» **Task requirements**: A line qualifies if it holds the string "Verteiler". Copy every qualifying line from the records.

Top of Exercise material

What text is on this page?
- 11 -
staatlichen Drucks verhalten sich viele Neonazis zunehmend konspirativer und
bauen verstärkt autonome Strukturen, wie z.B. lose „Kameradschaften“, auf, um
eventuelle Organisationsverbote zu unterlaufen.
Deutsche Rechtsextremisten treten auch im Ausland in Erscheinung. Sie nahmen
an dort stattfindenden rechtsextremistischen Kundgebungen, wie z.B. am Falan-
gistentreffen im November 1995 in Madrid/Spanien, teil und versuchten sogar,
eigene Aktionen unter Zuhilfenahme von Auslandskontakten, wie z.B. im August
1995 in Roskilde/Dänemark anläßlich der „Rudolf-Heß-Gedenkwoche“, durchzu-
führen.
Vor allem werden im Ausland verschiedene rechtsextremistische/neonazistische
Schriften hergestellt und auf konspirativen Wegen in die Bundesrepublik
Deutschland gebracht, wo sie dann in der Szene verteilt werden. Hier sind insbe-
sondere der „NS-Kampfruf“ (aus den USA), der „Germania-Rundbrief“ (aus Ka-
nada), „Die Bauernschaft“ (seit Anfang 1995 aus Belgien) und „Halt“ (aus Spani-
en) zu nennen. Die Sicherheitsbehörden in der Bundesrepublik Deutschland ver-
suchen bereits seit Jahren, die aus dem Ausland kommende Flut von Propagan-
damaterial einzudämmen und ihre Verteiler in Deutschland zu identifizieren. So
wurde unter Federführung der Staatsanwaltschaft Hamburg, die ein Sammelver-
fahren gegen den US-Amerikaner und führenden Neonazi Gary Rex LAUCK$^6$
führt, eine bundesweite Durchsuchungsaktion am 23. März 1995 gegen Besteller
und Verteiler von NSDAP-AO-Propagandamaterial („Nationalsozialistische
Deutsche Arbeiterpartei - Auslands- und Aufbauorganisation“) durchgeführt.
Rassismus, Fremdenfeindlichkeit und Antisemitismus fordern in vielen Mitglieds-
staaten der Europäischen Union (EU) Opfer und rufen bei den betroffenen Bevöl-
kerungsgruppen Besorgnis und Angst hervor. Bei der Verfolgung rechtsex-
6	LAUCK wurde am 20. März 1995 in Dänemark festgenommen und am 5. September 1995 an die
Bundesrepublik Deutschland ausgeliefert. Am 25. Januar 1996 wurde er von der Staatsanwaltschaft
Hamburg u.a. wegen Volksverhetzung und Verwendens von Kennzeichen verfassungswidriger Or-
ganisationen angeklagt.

Bottom of Exercise material

» **Expected answer**:
damaterial einzudämmen und ihre Verteiler in Deutschland zu identifizieren. So
und Verteiler von NSDAP-AO-Propagandamaterial („Nationalsozialistische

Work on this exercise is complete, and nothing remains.